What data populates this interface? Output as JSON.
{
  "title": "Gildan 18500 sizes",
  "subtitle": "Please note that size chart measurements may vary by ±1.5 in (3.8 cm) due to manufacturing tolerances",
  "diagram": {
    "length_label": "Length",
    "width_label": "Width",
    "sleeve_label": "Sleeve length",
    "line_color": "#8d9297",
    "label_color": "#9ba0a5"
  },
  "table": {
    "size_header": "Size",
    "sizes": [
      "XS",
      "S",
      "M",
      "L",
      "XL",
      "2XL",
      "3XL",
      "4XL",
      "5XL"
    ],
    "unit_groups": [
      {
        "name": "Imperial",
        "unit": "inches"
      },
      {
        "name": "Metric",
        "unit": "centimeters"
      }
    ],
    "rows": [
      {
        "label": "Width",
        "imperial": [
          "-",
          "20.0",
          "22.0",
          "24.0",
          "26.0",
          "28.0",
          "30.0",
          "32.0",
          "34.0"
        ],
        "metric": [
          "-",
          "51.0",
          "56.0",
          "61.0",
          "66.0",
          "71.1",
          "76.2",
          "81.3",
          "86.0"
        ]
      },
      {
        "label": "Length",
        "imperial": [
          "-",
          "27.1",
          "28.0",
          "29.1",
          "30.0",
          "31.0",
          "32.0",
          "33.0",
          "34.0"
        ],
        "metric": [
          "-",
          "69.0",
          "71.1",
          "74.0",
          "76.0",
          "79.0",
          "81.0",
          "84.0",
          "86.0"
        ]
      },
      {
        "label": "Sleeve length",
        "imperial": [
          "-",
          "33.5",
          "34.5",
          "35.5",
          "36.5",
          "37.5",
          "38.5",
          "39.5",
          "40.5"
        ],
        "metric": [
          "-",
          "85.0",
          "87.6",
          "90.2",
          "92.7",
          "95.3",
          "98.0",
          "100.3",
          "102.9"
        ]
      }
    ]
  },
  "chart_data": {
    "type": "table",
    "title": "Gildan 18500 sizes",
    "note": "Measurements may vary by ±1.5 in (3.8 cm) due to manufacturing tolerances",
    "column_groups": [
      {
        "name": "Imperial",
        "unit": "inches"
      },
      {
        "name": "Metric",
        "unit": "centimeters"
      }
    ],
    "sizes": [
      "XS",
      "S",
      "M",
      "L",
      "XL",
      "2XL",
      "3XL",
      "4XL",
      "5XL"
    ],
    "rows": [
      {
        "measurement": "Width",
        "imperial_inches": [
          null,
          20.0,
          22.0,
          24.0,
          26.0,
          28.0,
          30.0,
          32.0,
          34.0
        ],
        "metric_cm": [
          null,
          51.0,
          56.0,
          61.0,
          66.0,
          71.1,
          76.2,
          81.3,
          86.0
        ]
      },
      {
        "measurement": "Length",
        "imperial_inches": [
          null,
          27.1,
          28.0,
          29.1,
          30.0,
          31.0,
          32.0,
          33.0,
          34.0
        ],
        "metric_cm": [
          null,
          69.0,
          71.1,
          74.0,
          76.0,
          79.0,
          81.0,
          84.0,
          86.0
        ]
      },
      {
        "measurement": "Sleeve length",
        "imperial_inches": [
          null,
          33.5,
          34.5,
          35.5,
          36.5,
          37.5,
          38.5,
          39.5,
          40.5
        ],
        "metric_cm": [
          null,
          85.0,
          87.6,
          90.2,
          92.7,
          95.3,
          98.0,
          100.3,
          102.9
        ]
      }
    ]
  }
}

Description of the task: Extract from the material all lines containing the string "tolerances".

Written solution:
  "subtitle": "Please note that size chart measurements may vary by ±1.5 in (3.8 cm) due to manufacturing tolerances",
    "note": "Measurements may vary by ±1.5 in (3.8 cm) due to manufacturing tolerances",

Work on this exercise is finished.